[Data items]
______________________________
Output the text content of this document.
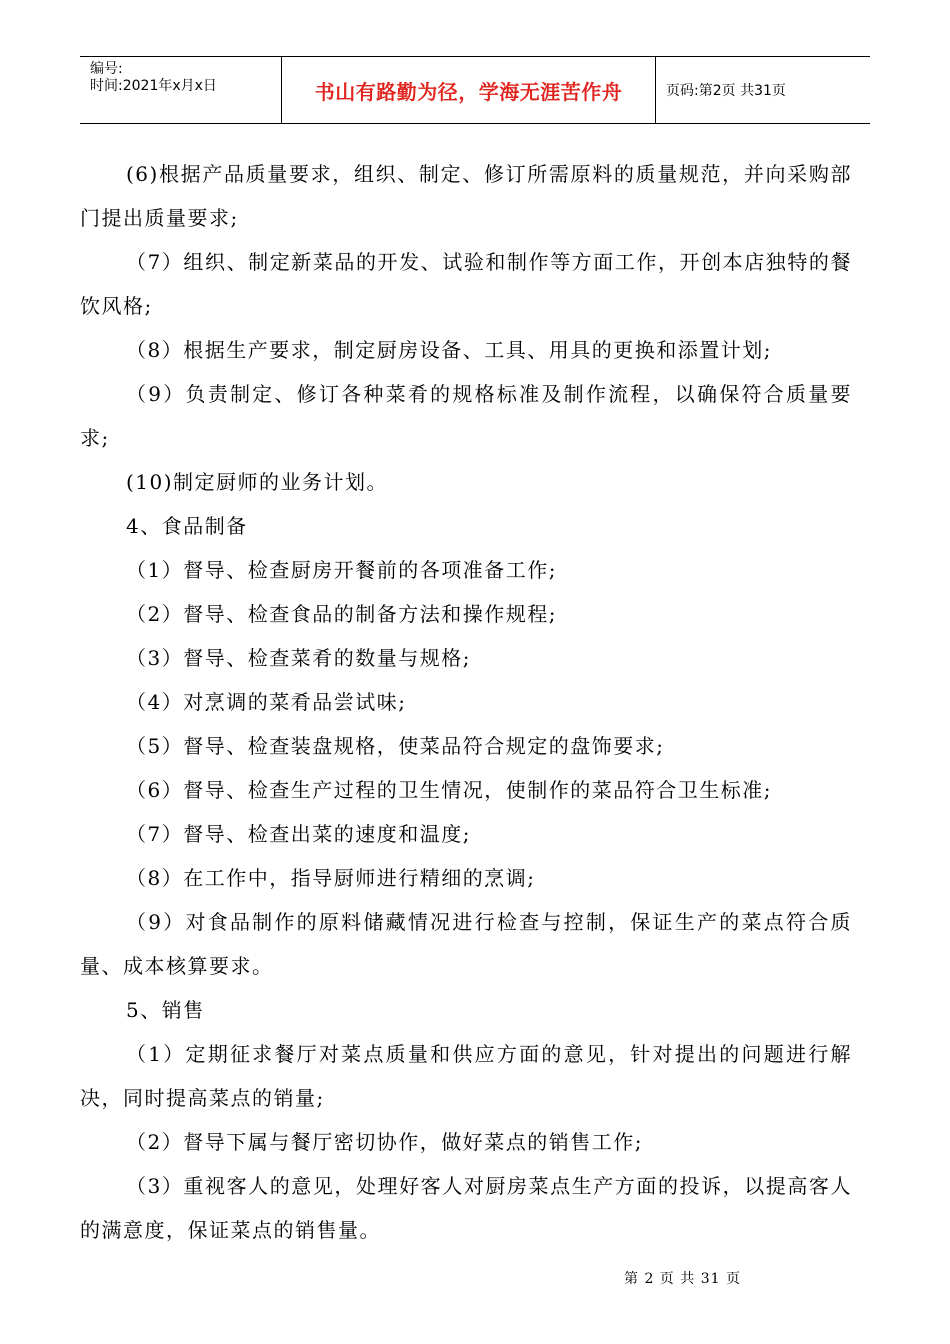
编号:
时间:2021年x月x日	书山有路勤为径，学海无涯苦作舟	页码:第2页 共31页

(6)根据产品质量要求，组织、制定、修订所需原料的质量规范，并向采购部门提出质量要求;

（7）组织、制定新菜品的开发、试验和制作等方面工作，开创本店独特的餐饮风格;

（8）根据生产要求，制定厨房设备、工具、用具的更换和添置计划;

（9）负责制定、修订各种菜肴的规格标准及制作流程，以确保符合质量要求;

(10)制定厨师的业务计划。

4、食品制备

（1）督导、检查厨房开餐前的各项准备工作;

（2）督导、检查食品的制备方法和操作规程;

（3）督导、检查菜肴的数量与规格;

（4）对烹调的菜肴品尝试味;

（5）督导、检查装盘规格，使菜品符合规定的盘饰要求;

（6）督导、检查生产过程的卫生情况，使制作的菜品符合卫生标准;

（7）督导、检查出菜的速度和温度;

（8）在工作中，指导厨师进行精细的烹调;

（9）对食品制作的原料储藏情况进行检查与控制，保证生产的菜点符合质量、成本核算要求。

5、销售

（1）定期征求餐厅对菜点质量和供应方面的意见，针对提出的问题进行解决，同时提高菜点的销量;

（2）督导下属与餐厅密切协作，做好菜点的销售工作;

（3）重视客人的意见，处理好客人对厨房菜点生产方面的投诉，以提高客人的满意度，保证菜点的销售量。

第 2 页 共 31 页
______________________________
### [Exercise description]
Write out the entries above verbatim; the pictures do not belong in your copy.

### [Exercise solution]
Output the text content of this document.
编号:
时间:2021年x月x日	书山有路勤为径，学海无涯苦作舟	页码:第2页 共31页

(6)根据产品质量要求，组织、制定、修订所需原料的质量规范，并向采购部门提出质量要求;

（7）组织、制定新菜品的开发、试验和制作等方面工作，开创本店独特的餐饮风格;

（8）根据生产要求，制定厨房设备、工具、用具的更换和添置计划;

（9）负责制定、修订各种菜肴的规格标准及制作流程，以确保符合质量要求;

(10)制定厨师的业务计划。

4、食品制备

（1）督导、检查厨房开餐前的各项准备工作;

（2）督导、检查食品的制备方法和操作规程;

（3）督导、检查菜肴的数量与规格;

（4）对烹调的菜肴品尝试味;

（5）督导、检查装盘规格，使菜品符合规定的盘饰要求;

（6）督导、检查生产过程的卫生情况，使制作的菜品符合卫生标准;

（7）督导、检查出菜的速度和温度;

（8）在工作中，指导厨师进行精细的烹调;

（9）对食品制作的原料储藏情况进行检查与控制，保证生产的菜点符合质量、成本核算要求。

5、销售

（1）定期征求餐厅对菜点质量和供应方面的意见，针对提出的问题进行解决，同时提高菜点的销量;

（2）督导下属与餐厅密切协作，做好菜点的销售工作;

（3）重视客人的意见，处理好客人对厨房菜点生产方面的投诉，以提高客人的满意度，保证菜点的销售量。

第 2 页 共 31 页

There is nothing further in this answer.